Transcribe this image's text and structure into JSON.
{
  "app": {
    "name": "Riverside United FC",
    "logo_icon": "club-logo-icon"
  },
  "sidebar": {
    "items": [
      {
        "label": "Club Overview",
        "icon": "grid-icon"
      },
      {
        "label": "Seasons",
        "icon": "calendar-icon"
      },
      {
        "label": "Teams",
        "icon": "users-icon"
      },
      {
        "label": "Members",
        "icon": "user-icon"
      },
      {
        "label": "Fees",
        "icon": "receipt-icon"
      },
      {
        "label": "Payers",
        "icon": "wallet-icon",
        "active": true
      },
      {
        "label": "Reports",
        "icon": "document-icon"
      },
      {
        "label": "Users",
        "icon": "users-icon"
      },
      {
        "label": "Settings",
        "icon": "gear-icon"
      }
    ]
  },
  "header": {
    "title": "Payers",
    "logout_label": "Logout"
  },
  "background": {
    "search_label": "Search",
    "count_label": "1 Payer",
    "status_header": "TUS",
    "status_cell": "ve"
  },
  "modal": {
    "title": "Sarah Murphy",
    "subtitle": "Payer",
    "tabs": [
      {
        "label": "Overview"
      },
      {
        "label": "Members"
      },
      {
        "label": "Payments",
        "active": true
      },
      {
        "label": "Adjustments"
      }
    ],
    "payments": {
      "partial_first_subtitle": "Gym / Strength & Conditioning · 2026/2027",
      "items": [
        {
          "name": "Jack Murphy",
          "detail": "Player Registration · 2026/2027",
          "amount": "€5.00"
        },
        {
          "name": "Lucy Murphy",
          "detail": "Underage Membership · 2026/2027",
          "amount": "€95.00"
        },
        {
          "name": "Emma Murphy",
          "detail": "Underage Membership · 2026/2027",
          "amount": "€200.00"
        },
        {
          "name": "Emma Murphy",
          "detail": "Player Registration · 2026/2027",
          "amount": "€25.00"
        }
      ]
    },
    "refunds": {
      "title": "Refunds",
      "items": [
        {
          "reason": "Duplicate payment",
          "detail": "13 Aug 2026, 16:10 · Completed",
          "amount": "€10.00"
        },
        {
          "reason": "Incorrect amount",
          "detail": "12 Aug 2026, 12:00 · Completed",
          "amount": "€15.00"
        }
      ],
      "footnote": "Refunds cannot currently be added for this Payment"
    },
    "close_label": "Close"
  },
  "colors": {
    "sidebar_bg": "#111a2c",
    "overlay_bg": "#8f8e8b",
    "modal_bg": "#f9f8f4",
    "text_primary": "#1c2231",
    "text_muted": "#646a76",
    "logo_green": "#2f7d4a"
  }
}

=======

» **TO DO**
The required output is the number of lines containing the word "name", and nothing besides.

» **SOLVED EXERCISE**
5